=== Materials provided ===

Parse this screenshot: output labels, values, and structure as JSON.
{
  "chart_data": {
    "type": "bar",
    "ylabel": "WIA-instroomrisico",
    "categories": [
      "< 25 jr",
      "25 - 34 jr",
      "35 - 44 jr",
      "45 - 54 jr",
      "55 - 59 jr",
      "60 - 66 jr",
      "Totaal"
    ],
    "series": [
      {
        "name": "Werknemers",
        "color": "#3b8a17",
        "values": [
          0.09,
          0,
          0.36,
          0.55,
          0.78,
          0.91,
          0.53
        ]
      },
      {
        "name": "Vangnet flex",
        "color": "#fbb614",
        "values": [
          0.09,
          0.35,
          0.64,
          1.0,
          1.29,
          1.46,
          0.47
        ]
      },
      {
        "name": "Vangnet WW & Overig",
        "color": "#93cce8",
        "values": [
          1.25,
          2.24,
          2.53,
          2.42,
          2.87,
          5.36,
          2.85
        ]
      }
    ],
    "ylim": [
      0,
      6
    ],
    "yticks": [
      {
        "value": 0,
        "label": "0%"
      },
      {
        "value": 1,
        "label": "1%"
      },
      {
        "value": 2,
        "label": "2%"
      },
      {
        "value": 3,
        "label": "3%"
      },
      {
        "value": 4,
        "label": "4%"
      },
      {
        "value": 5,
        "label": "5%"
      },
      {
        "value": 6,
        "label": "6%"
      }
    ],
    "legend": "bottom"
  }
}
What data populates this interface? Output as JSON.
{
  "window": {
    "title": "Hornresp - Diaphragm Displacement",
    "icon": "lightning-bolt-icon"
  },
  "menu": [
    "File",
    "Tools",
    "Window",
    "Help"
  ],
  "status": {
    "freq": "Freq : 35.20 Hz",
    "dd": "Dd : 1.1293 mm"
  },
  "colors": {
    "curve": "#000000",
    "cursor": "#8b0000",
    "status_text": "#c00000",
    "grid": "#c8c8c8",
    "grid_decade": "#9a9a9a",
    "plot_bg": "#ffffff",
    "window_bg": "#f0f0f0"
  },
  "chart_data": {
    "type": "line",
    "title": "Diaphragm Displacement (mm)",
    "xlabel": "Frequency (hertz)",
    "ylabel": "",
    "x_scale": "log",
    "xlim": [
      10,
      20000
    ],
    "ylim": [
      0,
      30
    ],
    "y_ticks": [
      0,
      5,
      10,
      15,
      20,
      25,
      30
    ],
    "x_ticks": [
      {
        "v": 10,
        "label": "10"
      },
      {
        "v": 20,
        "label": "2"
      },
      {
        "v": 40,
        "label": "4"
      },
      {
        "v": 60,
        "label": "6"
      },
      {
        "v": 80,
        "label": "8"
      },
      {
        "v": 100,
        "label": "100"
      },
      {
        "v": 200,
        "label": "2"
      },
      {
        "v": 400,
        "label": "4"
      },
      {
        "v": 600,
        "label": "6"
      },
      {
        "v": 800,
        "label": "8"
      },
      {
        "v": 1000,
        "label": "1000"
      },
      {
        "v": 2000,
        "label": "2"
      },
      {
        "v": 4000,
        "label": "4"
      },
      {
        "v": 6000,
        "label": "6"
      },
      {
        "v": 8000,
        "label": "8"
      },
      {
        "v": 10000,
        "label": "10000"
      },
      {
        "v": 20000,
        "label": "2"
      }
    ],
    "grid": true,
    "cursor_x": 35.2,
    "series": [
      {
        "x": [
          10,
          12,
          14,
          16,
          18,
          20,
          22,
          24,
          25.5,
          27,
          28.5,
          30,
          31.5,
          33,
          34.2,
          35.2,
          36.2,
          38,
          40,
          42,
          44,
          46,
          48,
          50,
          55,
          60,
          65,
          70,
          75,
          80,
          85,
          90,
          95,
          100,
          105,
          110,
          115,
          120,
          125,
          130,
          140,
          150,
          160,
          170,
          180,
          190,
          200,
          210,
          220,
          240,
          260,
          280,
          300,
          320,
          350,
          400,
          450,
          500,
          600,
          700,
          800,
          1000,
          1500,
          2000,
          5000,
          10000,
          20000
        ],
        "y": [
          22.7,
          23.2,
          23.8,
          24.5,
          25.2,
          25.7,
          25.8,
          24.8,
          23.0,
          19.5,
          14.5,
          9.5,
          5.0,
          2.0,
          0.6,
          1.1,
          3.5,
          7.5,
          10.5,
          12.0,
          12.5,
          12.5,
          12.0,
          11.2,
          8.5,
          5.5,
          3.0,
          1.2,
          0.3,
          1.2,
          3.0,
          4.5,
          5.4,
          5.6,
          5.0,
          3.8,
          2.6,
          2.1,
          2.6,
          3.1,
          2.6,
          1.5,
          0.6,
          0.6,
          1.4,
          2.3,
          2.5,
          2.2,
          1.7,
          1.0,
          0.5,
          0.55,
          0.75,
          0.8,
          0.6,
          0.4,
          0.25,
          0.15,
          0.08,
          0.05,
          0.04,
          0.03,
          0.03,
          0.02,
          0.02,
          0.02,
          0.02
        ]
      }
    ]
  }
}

===

◆ **Instruction**
Find the word "name" in the entries above and gather every line that holds it.

◆ **Response to this task**
        "name": "Werknemers",
        "name": "Vangnet flex",
        "name": "Vangnet WW & Overig",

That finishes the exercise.